Entries supplied >>
-- start --
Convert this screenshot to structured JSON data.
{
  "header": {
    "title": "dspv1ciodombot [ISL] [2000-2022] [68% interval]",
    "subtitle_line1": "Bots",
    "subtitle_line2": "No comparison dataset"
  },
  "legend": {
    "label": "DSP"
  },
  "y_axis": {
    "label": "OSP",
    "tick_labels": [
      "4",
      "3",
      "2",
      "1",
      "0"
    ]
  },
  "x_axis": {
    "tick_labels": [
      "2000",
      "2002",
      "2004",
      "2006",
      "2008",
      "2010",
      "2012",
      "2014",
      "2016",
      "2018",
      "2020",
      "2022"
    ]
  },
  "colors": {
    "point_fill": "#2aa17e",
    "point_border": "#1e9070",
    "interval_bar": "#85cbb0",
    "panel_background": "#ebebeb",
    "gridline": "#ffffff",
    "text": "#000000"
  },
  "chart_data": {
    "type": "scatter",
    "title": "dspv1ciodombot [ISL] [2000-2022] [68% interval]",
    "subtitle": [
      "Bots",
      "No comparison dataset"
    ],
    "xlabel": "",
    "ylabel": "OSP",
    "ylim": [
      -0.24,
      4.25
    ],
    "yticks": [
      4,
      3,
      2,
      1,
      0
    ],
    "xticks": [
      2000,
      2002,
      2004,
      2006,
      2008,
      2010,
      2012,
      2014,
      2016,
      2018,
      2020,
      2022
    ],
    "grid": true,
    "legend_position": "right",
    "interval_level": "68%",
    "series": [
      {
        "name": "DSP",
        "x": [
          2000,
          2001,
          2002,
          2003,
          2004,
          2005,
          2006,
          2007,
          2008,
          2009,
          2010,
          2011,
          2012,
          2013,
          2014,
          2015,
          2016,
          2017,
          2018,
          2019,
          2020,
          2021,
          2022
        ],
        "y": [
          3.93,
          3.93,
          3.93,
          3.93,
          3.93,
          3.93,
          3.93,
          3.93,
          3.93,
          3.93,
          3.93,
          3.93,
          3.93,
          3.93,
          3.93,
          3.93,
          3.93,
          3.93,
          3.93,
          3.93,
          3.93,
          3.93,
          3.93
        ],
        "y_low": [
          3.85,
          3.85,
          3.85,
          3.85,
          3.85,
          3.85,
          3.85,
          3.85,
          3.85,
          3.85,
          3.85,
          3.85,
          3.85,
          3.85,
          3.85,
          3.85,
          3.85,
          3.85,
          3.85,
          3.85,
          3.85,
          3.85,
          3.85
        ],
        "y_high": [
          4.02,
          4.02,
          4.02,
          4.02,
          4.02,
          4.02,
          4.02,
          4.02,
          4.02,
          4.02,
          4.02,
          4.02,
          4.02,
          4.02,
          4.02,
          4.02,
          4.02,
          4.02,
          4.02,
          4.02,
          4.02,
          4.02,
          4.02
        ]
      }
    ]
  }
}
-- end --
Exercise >>
Output all of the data again, exactly.

Correct output >>
Convert this screenshot to structured JSON data.
{
  "header": {
    "title": "dspv1ciodombot [ISL] [2000-2022] [68% interval]",
    "subtitle_line1": "Bots",
    "subtitle_line2": "No comparison dataset"
  },
  "legend": {
    "label": "DSP"
  },
  "y_axis": {
    "label": "OSP",
    "tick_labels": [
      "4",
      "3",
      "2",
      "1",
      "0"
    ]
  },
  "x_axis": {
    "tick_labels": [
      "2000",
      "2002",
      "2004",
      "2006",
      "2008",
      "2010",
      "2012",
      "2014",
      "2016",
      "2018",
      "2020",
      "2022"
    ]
  },
  "colors": {
    "point_fill": "#2aa17e",
    "point_border": "#1e9070",
    "interval_bar": "#85cbb0",
    "panel_background": "#ebebeb",
    "gridline": "#ffffff",
    "text": "#000000"
  },
  "chart_data": {
    "type": "scatter",
    "title": "dspv1ciodombot [ISL] [2000-2022] [68% interval]",
    "subtitle": [
      "Bots",
      "No comparison dataset"
    ],
    "xlabel": "",
    "ylabel": "OSP",
    "ylim": [
      -0.24,
      4.25
    ],
    "yticks": [
      4,
      3,
      2,
      1,
      0
    ],
    "xticks": [
      2000,
      2002,
      2004,
      2006,
      2008,
      2010,
      2012,
      2014,
      2016,
      2018,
      2020,
      2022
    ],
    "grid": true,
    "legend_position": "right",
    "interval_level": "68%",
    "series": [
      {
        "name": "DSP",
        "x": [
          2000,
          2001,
          2002,
          2003,
          2004,
          2005,
          2006,
          2007,
          2008,
          2009,
          2010,
          2011,
          2012,
          2013,
          2014,
          2015,
          2016,
          2017,
          2018,
          2019,
          2020,
          2021,
          2022
        ],
        "y": [
          3.93,
          3.93,
          3.93,
          3.93,
          3.93,
          3.93,
          3.93,
          3.93,
          3.93,
          3.93,
          3.93,
          3.93,
          3.93,
          3.93,
          3.93,
          3.93,
          3.93,
          3.93,
          3.93,
          3.93,
          3.93,
          3.93,
          3.93
        ],
        "y_low": [
          3.85,
          3.85,
          3.85,
          3.85,
          3.85,
          3.85,
          3.85,
          3.85,
          3.85,
          3.85,
          3.85,
          3.85,
          3.85,
          3.85,
          3.85,
          3.85,
          3.85,
          3.85,
          3.85,
          3.85,
          3.85,
          3.85,
          3.85
        ],
        "y_high": [
          4.02,
          4.02,
          4.02,
          4.02,
          4.02,
          4.02,
          4.02,
          4.02,
          4.02,
          4.02,
          4.02,
          4.02,
          4.02,
          4.02,
          4.02,
          4.02,
          4.02,
          4.02,
          4.02,
          4.02,
          4.02,
          4.02,
          4.02
        ]
      }
    ]
  }
}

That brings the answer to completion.